» **What is required**
Every line holding the string "SMASH" should be gathered.

━━━ Data rows

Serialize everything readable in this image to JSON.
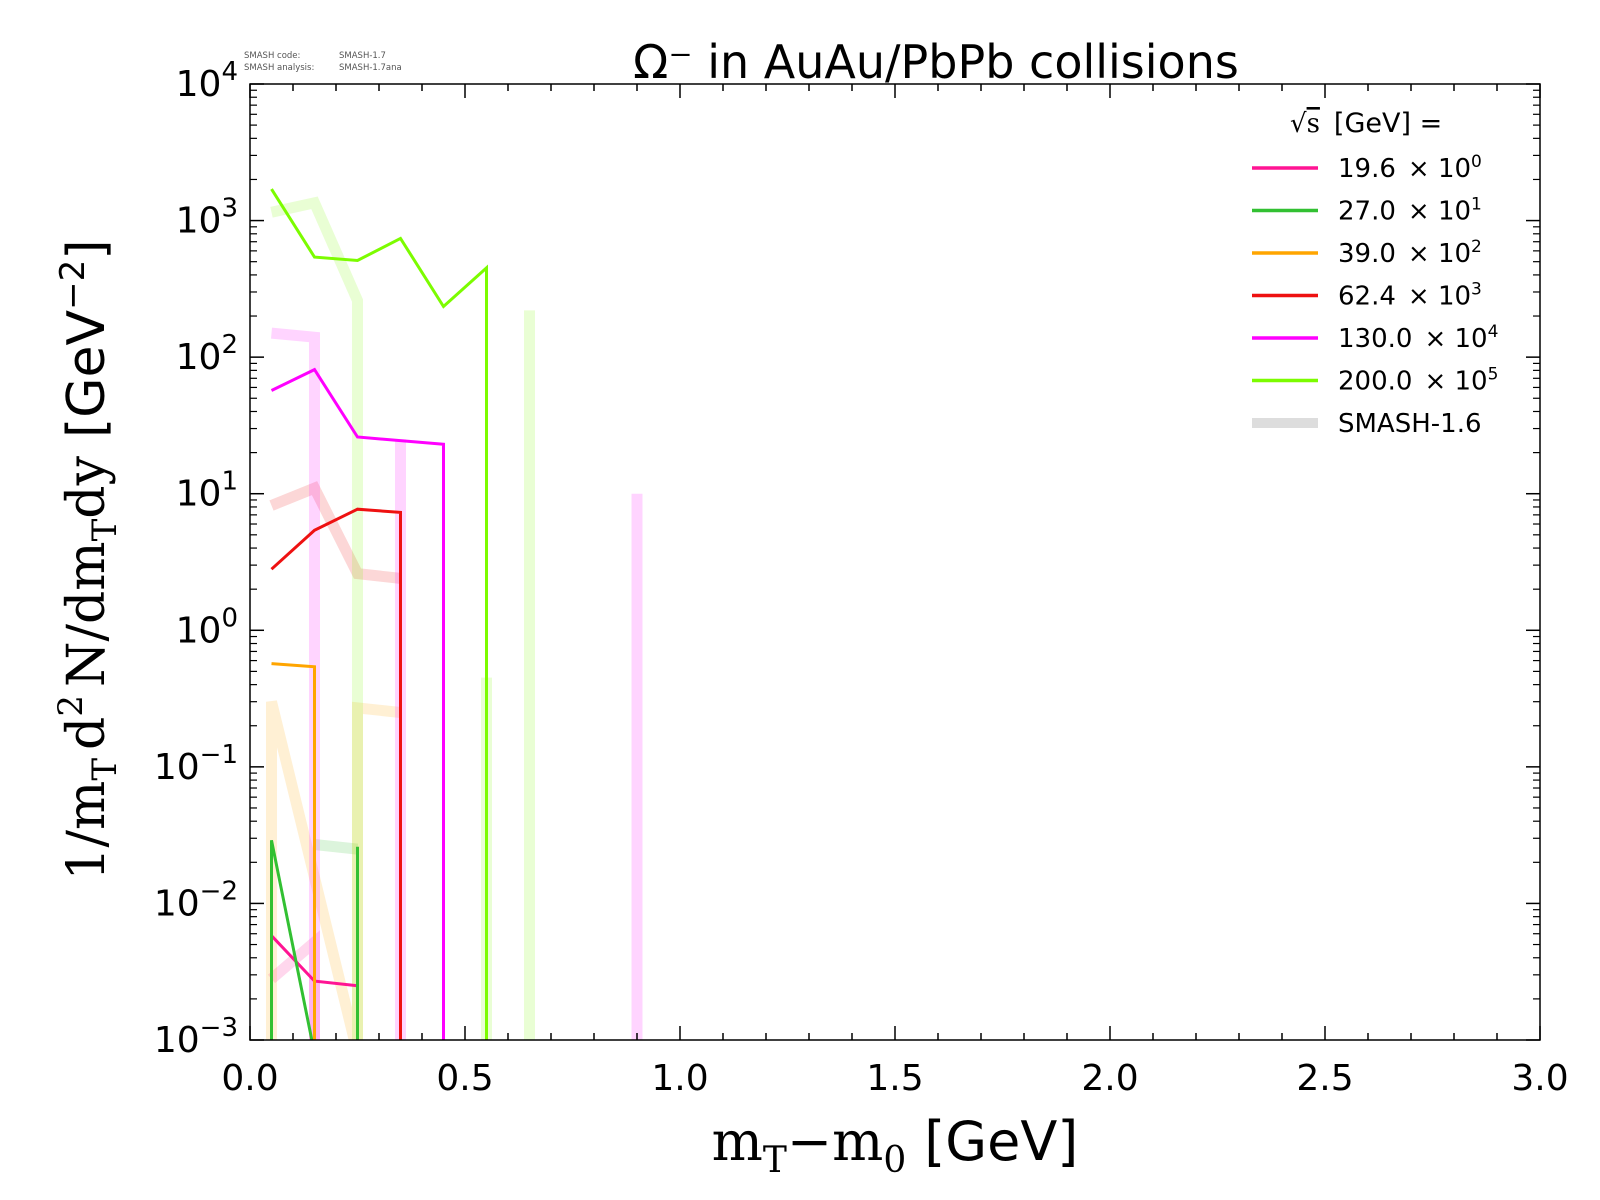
{
  "chart_data": {
    "type": "line",
    "title": "Ω⁻ in AuAu/PbPb collisions",
    "code_info": {
      "code_label": "SMASH code:",
      "code_value": "SMASH-1.7",
      "analysis_label": "SMASH analysis:",
      "analysis_value": "SMASH-1.7ana"
    },
    "xlabel": "mT−m0 [GeV]",
    "xlabel_parts": {
      "m1": "m",
      "sub1": "T",
      "dash": "−m",
      "sub2": "0",
      "unit": "[GeV]"
    },
    "ylabel": "1/mT d2 N/dmTdy [GeV−2]",
    "ylabel_parts": {
      "a": "1/m",
      "sub": "T",
      "b": "d",
      "sup": "2",
      "c": "N/dm",
      "sub2": "T",
      "d": "dy",
      "unit": "[GeV",
      "unit_sup": "−2",
      "unit_end": "]"
    },
    "xlim": [
      0.0,
      3.0
    ],
    "ylim": [
      0.001,
      10000
    ],
    "yscale": "log",
    "x_ticks": [
      "0.0",
      "0.5",
      "1.0",
      "1.5",
      "2.0",
      "2.5",
      "3.0"
    ],
    "y_ticks": [
      {
        "value": 0.001,
        "base": "10",
        "exp": "−3"
      },
      {
        "value": 0.01,
        "base": "10",
        "exp": "−2"
      },
      {
        "value": 0.1,
        "base": "10",
        "exp": "−1"
      },
      {
        "value": 1,
        "base": "10",
        "exp": "0"
      },
      {
        "value": 10,
        "base": "10",
        "exp": "1"
      },
      {
        "value": 100,
        "base": "10",
        "exp": "2"
      },
      {
        "value": 1000,
        "base": "10",
        "exp": "3"
      },
      {
        "value": 10000,
        "base": "10",
        "exp": "4"
      }
    ],
    "legend": {
      "placement": "top-right",
      "title": "√s [GeV] =",
      "title_parts": {
        "root": "√",
        "s": "s",
        "rest": "[GeV] ="
      }
    },
    "series": [
      {
        "name": "19.6 × 10⁰",
        "label": "19.6",
        "times": "× 10",
        "exp": "0",
        "color": "#ff1493",
        "x": [
          0.05,
          0.15,
          0.25
        ],
        "y": [
          0.0058,
          0.0027,
          0.0025
        ]
      },
      {
        "name": "27.0 × 10¹",
        "label": "27.0",
        "times": "× 10",
        "exp": "1",
        "color": "#32c032",
        "x": [
          0.05,
          0.05,
          0.15,
          0.25,
          0.25
        ],
        "y": [
          0.0008,
          0.029,
          0.0008,
          0.0008,
          0.026
        ]
      },
      {
        "name": "39.0 × 10²",
        "label": "39.0",
        "times": "× 10",
        "exp": "2",
        "color": "#ffa500",
        "x": [
          0.05,
          0.15,
          0.15
        ],
        "y": [
          0.57,
          0.54,
          0.0008
        ]
      },
      {
        "name": "62.4 × 10³",
        "label": "62.4",
        "times": "× 10",
        "exp": "3",
        "color": "#ee1111",
        "x": [
          0.05,
          0.15,
          0.25,
          0.35,
          0.35
        ],
        "y": [
          2.8,
          5.4,
          7.7,
          7.3,
          0.0008
        ]
      },
      {
        "name": "130.0 × 10⁴",
        "label": "130.0",
        "times": "× 10",
        "exp": "4",
        "color": "#ff00ff",
        "x": [
          0.05,
          0.15,
          0.25,
          0.45,
          0.45
        ],
        "y": [
          57,
          81,
          26,
          23,
          0.0008
        ]
      },
      {
        "name": "200.0 × 10⁵",
        "label": "200.0",
        "times": "× 10",
        "exp": "5",
        "color": "#7cfc00",
        "x": [
          0.05,
          0.15,
          0.25,
          0.35,
          0.45,
          0.55,
          0.55
        ],
        "y": [
          1700,
          540,
          510,
          740,
          235,
          450,
          0.0008
        ]
      }
    ],
    "reference": {
      "name": "SMASH-1.6",
      "color": "#dddddd",
      "series": [
        {
          "color": "#ff1493",
          "x": [
            0.05,
            0.15,
            0.15
          ],
          "y": [
            0.0028,
            0.0052,
            0.0008
          ]
        },
        {
          "color": "#32c032",
          "x": [
            0.15,
            0.25
          ],
          "y": [
            0.027,
            0.025
          ]
        },
        {
          "color": "#ffa500",
          "x": [
            0.05,
            0.05,
            0.25,
            0.25,
            0.35
          ],
          "y": [
            0.0008,
            0.3,
            0.0008,
            0.27,
            0.25
          ]
        },
        {
          "color": "#ee1111",
          "x": [
            0.05,
            0.15,
            0.25,
            0.35
          ],
          "y": [
            8.2,
            11,
            2.6,
            2.4
          ]
        },
        {
          "color": "#ff00ff",
          "x": [
            0.05,
            0.15,
            0.15
          ],
          "y": [
            150,
            140,
            0.0008
          ]
        },
        {
          "color": "#ff00ff",
          "x": [
            0.35,
            0.35
          ],
          "y": [
            25,
            0.0008
          ]
        },
        {
          "color": "#ff00ff",
          "x": [
            0.9,
            0.9
          ],
          "y": [
            10,
            0.0008
          ]
        },
        {
          "color": "#7cfc00",
          "x": [
            0.05,
            0.15,
            0.25,
            0.25
          ],
          "y": [
            1150,
            1350,
            260,
            0.0008
          ]
        },
        {
          "color": "#7cfc00",
          "x": [
            0.65,
            0.65
          ],
          "y": [
            220,
            0.0008
          ]
        },
        {
          "color": "#7cfc00",
          "x": [
            0.55,
            0.55
          ],
          "y": [
            0.45,
            0.0008
          ]
        }
      ]
    }
  }
}
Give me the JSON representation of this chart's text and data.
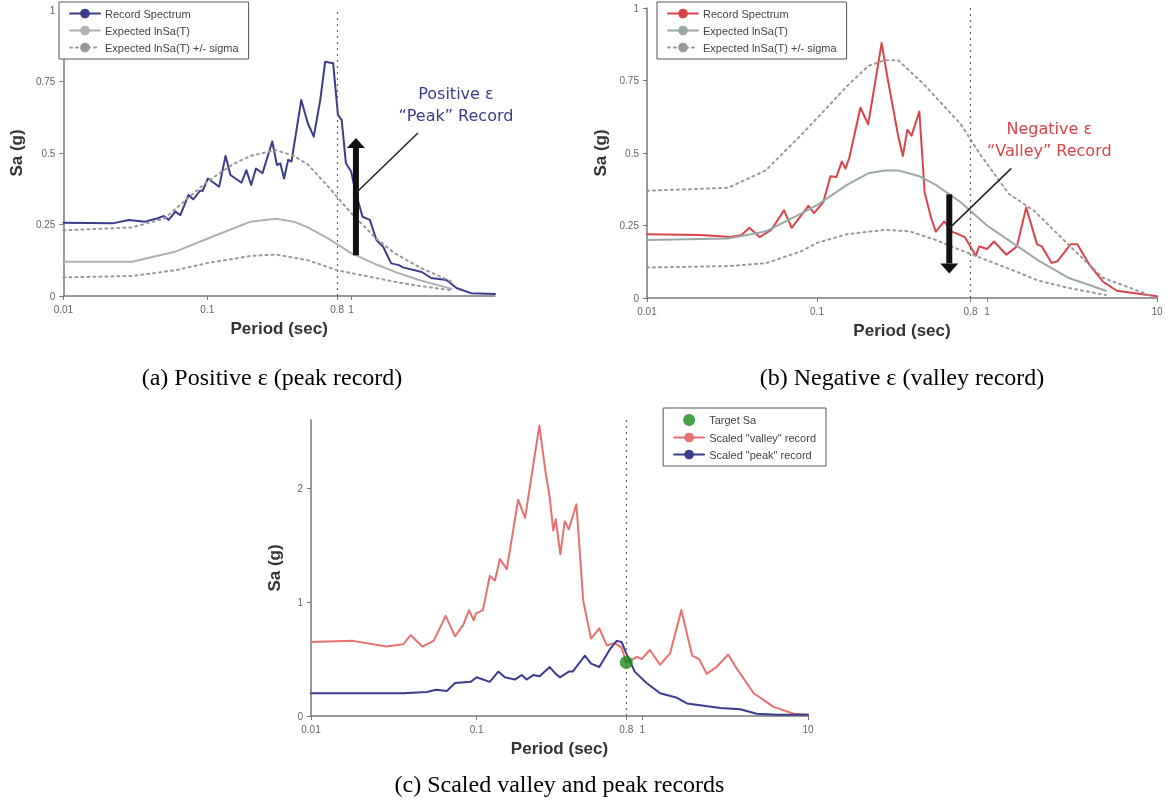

━━━━━━

» **Exercise response**
      "code_label": "SMASH code:",
      "code_value": "SMASH-1.7",
      "analysis_label": "SMASH analysis:",
      "analysis_value": "SMASH-1.7ana"
      "name": "SMASH-1.6",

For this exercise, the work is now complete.